[Dataset records]
+++++
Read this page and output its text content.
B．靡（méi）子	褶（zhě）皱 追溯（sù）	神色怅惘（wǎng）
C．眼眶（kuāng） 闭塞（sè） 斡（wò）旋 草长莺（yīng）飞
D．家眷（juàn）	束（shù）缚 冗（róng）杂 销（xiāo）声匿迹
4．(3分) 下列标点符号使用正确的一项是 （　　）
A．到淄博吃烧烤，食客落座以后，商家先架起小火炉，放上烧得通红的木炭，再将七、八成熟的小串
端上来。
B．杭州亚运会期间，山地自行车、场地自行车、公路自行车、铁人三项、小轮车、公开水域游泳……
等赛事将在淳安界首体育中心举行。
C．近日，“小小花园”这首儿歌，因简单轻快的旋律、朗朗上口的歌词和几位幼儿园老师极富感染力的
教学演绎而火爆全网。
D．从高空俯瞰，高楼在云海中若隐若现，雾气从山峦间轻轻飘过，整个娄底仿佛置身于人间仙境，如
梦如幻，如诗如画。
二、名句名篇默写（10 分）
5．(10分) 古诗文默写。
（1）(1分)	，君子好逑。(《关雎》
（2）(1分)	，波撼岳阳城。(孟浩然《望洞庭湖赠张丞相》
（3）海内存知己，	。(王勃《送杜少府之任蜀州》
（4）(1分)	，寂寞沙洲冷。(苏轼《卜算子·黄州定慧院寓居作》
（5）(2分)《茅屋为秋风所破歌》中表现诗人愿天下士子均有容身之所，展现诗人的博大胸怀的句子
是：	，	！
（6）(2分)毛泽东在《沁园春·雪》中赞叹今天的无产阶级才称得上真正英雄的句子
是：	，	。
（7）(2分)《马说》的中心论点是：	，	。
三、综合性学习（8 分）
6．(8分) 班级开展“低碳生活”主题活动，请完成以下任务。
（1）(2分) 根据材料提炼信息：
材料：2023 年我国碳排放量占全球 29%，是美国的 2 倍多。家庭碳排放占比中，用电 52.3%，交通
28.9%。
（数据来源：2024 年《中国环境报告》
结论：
+++++
(Problem to solve) Reproduce all of the entries word for word.

(Solved exercise)
Read this page and output its text content.
B．靡（méi）子	褶（zhě）皱 追溯（sù）	神色怅惘（wǎng）
C．眼眶（kuāng） 闭塞（sè） 斡（wò）旋 草长莺（yīng）飞
D．家眷（juàn）	束（shù）缚 冗（róng）杂 销（xiāo）声匿迹
4．(3分) 下列标点符号使用正确的一项是 （　　）
A．到淄博吃烧烤，食客落座以后，商家先架起小火炉，放上烧得通红的木炭，再将七、八成熟的小串
端上来。
B．杭州亚运会期间，山地自行车、场地自行车、公路自行车、铁人三项、小轮车、公开水域游泳……
等赛事将在淳安界首体育中心举行。
C．近日，“小小花园”这首儿歌，因简单轻快的旋律、朗朗上口的歌词和几位幼儿园老师极富感染力的
教学演绎而火爆全网。
D．从高空俯瞰，高楼在云海中若隐若现，雾气从山峦间轻轻飘过，整个娄底仿佛置身于人间仙境，如
梦如幻，如诗如画。
二、名句名篇默写（10 分）
5．(10分) 古诗文默写。
（1）(1分)	，君子好逑。(《关雎》
（2）(1分)	，波撼岳阳城。(孟浩然《望洞庭湖赠张丞相》
（3）海内存知己，	。(王勃《送杜少府之任蜀州》
（4）(1分)	，寂寞沙洲冷。(苏轼《卜算子·黄州定慧院寓居作》
（5）(2分)《茅屋为秋风所破歌》中表现诗人愿天下士子均有容身之所，展现诗人的博大胸怀的句子
是：	，	！
（6）(2分)毛泽东在《沁园春·雪》中赞叹今天的无产阶级才称得上真正英雄的句子
是：	，	。
（7）(2分)《马说》的中心论点是：	，	。
三、综合性学习（8 分）
6．(8分) 班级开展“低碳生活”主题活动，请完成以下任务。
（1）(2分) 根据材料提炼信息：
材料：2023 年我国碳排放量占全球 29%，是美国的 2 倍多。家庭碳排放占比中，用电 52.3%，交通
28.9%。
（数据来源：2024 年《中国环境报告》
结论：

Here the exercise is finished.